#### [Work to do]
Using the records that follow, copy every line containing the word "pretend".
★ ★ ★
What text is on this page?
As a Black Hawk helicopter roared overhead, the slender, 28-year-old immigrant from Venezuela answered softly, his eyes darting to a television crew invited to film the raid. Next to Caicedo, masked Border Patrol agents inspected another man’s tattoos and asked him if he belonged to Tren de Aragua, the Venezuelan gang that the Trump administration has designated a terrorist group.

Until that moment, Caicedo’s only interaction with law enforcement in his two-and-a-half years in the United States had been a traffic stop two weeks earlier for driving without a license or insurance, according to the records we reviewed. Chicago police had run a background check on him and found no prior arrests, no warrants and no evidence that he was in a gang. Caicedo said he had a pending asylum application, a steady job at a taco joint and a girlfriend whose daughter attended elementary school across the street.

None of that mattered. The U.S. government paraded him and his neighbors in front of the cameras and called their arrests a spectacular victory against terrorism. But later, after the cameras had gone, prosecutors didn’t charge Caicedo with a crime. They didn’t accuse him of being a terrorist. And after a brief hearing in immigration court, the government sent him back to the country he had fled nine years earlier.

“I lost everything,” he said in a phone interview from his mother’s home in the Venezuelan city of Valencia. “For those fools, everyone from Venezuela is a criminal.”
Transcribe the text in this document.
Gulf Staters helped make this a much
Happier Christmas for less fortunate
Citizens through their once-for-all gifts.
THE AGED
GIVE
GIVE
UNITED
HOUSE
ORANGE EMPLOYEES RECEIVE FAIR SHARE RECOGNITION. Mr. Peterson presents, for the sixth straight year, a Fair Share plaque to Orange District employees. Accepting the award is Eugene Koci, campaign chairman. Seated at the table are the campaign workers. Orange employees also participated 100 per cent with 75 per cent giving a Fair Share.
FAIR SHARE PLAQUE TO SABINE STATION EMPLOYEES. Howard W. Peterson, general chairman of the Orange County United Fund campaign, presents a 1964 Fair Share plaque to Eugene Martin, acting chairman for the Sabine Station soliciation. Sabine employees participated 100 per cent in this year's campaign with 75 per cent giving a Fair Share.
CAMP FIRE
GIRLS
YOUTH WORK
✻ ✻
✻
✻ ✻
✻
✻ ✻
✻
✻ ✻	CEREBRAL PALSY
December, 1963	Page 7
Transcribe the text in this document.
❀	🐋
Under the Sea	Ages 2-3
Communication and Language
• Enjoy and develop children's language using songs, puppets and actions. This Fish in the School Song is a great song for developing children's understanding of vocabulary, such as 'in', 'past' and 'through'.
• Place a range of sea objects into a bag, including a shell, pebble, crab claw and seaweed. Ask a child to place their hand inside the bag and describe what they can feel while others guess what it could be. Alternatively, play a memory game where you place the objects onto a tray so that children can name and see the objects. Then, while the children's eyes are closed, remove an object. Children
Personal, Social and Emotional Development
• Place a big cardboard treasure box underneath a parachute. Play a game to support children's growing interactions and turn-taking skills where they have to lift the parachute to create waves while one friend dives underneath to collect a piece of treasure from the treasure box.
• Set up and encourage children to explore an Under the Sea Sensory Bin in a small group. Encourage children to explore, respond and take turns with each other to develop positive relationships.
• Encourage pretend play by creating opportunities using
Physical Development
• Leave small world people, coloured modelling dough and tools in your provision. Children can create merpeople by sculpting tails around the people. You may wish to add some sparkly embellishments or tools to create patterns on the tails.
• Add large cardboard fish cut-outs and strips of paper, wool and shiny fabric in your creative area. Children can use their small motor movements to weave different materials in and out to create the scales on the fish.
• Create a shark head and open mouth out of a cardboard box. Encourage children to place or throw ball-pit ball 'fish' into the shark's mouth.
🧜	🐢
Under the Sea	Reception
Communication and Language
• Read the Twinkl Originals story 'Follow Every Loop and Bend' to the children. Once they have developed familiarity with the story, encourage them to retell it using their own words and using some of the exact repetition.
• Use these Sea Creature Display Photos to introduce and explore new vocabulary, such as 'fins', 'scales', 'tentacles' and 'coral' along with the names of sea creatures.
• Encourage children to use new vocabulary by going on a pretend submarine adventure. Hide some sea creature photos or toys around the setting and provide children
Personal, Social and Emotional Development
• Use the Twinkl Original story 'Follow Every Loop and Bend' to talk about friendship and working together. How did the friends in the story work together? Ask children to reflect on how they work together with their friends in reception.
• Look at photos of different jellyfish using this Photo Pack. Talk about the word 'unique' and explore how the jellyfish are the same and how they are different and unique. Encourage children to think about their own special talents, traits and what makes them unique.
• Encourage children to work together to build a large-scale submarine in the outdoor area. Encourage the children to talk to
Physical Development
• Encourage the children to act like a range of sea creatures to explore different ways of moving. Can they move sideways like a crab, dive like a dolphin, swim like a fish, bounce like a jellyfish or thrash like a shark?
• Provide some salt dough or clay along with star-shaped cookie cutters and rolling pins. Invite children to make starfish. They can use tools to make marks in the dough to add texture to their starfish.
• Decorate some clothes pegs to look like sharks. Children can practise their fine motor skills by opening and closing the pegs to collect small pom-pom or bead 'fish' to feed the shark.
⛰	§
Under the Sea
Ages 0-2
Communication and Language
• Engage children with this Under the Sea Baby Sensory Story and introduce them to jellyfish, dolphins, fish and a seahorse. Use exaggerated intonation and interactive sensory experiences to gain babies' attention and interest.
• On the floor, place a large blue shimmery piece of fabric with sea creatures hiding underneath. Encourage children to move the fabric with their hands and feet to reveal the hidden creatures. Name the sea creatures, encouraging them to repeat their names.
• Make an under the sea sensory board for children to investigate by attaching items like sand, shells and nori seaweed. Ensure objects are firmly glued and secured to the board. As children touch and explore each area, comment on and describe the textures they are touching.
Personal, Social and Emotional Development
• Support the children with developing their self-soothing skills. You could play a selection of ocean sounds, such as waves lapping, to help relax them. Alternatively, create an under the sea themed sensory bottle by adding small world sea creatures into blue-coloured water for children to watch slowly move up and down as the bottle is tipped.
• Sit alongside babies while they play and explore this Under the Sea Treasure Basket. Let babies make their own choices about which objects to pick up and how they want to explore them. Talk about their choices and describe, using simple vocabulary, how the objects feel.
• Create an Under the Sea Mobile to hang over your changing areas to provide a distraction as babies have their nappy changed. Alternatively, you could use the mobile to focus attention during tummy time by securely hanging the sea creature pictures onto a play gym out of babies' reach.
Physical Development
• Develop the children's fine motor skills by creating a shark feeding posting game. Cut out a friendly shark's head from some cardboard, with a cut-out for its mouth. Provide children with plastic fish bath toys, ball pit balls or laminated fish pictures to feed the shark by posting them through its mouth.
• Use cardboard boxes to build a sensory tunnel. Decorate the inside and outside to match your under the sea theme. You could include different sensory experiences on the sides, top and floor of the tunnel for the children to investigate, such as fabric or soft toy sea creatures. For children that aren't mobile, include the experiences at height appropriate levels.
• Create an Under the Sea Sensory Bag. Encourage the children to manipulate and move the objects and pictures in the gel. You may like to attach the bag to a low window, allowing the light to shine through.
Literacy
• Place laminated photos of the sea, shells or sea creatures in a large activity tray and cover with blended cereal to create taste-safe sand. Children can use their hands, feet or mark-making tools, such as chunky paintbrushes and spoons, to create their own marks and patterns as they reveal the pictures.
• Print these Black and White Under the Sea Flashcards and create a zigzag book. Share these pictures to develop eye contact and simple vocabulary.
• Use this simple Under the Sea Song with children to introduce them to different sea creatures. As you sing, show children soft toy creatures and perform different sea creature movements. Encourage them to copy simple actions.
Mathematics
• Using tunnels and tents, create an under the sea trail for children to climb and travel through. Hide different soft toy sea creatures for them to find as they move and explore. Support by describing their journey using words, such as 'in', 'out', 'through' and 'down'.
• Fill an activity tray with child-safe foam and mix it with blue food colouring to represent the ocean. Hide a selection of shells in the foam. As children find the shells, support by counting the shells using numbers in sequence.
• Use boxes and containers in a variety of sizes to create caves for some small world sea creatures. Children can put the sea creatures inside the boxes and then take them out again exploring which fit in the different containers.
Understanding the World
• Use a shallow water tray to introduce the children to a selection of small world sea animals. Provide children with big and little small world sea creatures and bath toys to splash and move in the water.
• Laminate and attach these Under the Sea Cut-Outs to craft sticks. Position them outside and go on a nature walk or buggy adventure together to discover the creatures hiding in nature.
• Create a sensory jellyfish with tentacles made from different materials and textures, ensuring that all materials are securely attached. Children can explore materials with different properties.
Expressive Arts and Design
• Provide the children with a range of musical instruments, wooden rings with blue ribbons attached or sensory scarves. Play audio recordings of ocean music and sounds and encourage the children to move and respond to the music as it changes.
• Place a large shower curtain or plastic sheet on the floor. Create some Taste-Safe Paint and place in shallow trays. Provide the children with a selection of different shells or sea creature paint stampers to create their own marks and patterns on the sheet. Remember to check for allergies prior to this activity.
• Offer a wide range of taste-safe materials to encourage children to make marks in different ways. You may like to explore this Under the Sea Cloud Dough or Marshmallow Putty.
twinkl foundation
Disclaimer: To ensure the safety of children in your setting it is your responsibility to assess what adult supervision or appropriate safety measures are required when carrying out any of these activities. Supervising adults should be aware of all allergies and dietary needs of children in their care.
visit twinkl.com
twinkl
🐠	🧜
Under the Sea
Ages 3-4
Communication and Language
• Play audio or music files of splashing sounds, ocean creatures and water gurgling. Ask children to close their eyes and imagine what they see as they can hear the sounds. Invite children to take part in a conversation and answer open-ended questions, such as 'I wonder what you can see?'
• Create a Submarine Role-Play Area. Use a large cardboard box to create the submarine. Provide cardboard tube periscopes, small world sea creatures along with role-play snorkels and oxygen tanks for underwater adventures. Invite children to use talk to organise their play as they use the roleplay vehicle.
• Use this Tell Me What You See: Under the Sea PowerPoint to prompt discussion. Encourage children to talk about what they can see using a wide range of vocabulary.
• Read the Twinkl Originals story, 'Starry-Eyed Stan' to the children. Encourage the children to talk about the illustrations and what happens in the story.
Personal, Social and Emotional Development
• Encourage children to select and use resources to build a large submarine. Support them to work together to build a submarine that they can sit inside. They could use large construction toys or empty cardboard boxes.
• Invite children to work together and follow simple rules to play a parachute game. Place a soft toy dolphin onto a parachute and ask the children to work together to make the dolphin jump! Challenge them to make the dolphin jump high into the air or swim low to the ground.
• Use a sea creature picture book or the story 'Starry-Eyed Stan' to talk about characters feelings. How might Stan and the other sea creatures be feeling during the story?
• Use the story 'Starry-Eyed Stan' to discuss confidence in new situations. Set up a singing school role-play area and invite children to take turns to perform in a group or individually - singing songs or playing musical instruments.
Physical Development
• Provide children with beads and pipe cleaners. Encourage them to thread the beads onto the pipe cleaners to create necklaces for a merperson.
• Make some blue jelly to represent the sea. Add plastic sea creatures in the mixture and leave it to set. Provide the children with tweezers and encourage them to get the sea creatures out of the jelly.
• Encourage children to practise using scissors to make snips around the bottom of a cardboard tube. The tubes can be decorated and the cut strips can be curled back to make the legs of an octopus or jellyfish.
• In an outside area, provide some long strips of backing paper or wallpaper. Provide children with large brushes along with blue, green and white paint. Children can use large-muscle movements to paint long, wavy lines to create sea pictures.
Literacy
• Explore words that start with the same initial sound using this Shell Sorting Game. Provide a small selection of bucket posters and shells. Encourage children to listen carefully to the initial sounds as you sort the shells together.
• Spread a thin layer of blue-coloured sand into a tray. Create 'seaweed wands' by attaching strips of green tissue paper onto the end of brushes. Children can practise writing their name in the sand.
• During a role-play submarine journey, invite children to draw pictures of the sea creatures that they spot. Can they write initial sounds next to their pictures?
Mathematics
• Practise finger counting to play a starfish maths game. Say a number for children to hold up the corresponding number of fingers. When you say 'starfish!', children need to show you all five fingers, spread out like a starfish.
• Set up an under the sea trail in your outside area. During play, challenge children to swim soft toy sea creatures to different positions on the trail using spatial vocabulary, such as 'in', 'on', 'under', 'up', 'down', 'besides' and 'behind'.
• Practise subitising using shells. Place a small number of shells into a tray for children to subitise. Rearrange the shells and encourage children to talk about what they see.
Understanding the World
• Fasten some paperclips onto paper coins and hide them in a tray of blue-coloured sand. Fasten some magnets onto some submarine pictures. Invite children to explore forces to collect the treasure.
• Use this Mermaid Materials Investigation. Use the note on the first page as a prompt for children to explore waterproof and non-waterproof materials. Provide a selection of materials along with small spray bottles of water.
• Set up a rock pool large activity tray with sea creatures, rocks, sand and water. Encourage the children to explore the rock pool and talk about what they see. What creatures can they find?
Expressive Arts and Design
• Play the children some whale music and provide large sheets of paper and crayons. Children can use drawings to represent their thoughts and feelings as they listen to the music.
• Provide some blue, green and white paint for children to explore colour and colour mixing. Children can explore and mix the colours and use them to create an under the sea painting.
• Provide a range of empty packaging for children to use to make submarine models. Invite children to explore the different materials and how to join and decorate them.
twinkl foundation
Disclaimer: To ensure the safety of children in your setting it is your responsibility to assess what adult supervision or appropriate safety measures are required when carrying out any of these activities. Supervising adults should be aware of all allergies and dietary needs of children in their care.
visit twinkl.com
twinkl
★ ★ ★
#### [The response]
• Encourage pretend play by creating opportunities using
• Encourage children to use new vocabulary by going on a pretend submarine adventure. Hide some sea creature photos or toys around the setting and provide children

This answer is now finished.